> [WHAT YOU ARE ASKED TO DO]
Go through the material and write it all out exactly, minus the pictures.

> [MATERIAL SUPPLIED]

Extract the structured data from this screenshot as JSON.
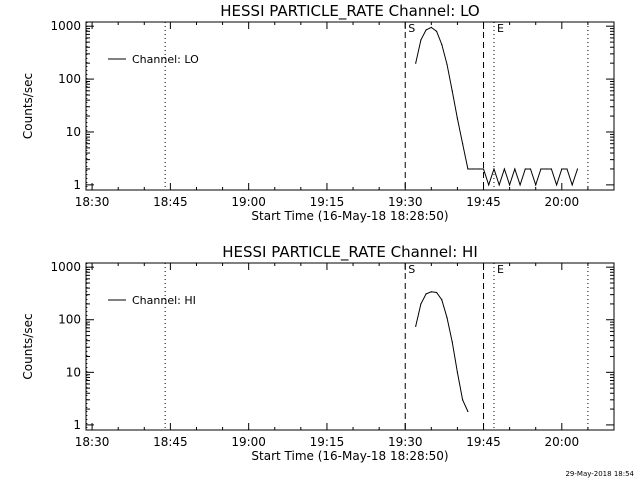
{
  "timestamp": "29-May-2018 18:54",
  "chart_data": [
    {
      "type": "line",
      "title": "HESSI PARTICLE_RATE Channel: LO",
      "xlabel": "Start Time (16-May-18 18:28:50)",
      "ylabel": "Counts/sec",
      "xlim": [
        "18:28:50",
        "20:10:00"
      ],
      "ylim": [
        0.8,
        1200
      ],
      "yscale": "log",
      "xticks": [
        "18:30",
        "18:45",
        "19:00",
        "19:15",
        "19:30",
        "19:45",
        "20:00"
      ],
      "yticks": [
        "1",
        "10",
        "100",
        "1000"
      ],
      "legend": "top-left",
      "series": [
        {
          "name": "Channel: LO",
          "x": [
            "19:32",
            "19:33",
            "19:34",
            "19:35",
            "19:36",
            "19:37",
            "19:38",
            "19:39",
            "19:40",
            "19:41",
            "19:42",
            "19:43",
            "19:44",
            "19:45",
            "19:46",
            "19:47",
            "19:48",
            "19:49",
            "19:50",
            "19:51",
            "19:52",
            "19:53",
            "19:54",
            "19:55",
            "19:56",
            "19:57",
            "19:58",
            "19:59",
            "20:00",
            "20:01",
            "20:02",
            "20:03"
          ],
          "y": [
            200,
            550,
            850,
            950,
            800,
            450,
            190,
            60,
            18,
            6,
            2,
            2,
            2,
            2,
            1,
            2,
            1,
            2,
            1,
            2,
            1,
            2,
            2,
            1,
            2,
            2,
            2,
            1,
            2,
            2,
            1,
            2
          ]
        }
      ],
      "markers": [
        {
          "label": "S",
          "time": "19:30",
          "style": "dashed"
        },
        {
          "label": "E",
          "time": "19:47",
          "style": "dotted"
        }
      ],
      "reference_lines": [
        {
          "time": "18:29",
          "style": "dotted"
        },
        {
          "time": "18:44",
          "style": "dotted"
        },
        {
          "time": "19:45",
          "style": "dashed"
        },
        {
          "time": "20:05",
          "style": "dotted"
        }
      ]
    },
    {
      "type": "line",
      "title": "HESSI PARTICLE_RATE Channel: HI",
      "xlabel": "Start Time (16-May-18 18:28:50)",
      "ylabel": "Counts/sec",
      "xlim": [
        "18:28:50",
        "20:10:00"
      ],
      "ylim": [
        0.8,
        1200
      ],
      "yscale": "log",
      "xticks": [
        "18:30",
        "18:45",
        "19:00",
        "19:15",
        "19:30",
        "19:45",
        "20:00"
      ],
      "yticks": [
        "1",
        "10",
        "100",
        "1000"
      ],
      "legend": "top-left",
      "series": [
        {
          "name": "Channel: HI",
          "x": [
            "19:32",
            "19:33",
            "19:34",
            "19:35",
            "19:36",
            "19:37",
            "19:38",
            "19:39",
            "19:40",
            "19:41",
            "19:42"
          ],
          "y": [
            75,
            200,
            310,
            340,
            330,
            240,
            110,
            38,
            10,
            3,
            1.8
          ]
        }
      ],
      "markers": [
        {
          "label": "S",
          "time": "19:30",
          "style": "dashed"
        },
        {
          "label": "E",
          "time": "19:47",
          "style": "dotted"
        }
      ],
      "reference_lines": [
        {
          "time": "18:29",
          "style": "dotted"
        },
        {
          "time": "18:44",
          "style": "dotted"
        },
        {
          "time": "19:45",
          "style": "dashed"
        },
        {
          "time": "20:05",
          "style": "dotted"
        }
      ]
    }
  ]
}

> [COMPLETED EXERCISE]
Extract the structured data from this screenshot as JSON.
{
  "timestamp": "29-May-2018 18:54",
  "chart_data": [
    {
      "type": "line",
      "title": "HESSI PARTICLE_RATE Channel: LO",
      "xlabel": "Start Time (16-May-18 18:28:50)",
      "ylabel": "Counts/sec",
      "xlim": [
        "18:28:50",
        "20:10:00"
      ],
      "ylim": [
        0.8,
        1200
      ],
      "yscale": "log",
      "xticks": [
        "18:30",
        "18:45",
        "19:00",
        "19:15",
        "19:30",
        "19:45",
        "20:00"
      ],
      "yticks": [
        "1",
        "10",
        "100",
        "1000"
      ],
      "legend": "top-left",
      "series": [
        {
          "name": "Channel: LO",
          "x": [
            "19:32",
            "19:33",
            "19:34",
            "19:35",
            "19:36",
            "19:37",
            "19:38",
            "19:39",
            "19:40",
            "19:41",
            "19:42",
            "19:43",
            "19:44",
            "19:45",
            "19:46",
            "19:47",
            "19:48",
            "19:49",
            "19:50",
            "19:51",
            "19:52",
            "19:53",
            "19:54",
            "19:55",
            "19:56",
            "19:57",
            "19:58",
            "19:59",
            "20:00",
            "20:01",
            "20:02",
            "20:03"
          ],
          "y": [
            200,
            550,
            850,
            950,
            800,
            450,
            190,
            60,
            18,
            6,
            2,
            2,
            2,
            2,
            1,
            2,
            1,
            2,
            1,
            2,
            1,
            2,
            2,
            1,
            2,
            2,
            2,
            1,
            2,
            2,
            1,
            2
          ]
        }
      ],
      "markers": [
        {
          "label": "S",
          "time": "19:30",
          "style": "dashed"
        },
        {
          "label": "E",
          "time": "19:47",
          "style": "dotted"
        }
      ],
      "reference_lines": [
        {
          "time": "18:29",
          "style": "dotted"
        },
        {
          "time": "18:44",
          "style": "dotted"
        },
        {
          "time": "19:45",
          "style": "dashed"
        },
        {
          "time": "20:05",
          "style": "dotted"
        }
      ]
    },
    {
      "type": "line",
      "title": "HESSI PARTICLE_RATE Channel: HI",
      "xlabel": "Start Time (16-May-18 18:28:50)",
      "ylabel": "Counts/sec",
      "xlim": [
        "18:28:50",
        "20:10:00"
      ],
      "ylim": [
        0.8,
        1200
      ],
      "yscale": "log",
      "xticks": [
        "18:30",
        "18:45",
        "19:00",
        "19:15",
        "19:30",
        "19:45",
        "20:00"
      ],
      "yticks": [
        "1",
        "10",
        "100",
        "1000"
      ],
      "legend": "top-left",
      "series": [
        {
          "name": "Channel: HI",
          "x": [
            "19:32",
            "19:33",
            "19:34",
            "19:35",
            "19:36",
            "19:37",
            "19:38",
            "19:39",
            "19:40",
            "19:41",
            "19:42"
          ],
          "y": [
            75,
            200,
            310,
            340,
            330,
            240,
            110,
            38,
            10,
            3,
            1.8
          ]
        }
      ],
      "markers": [
        {
          "label": "S",
          "time": "19:30",
          "style": "dashed"
        },
        {
          "label": "E",
          "time": "19:47",
          "style": "dotted"
        }
      ],
      "reference_lines": [
        {
          "time": "18:29",
          "style": "dotted"
        },
        {
          "time": "18:44",
          "style": "dotted"
        },
        {
          "time": "19:45",
          "style": "dashed"
        },
        {
          "time": "20:05",
          "style": "dotted"
        }
      ]
    }
  ]
}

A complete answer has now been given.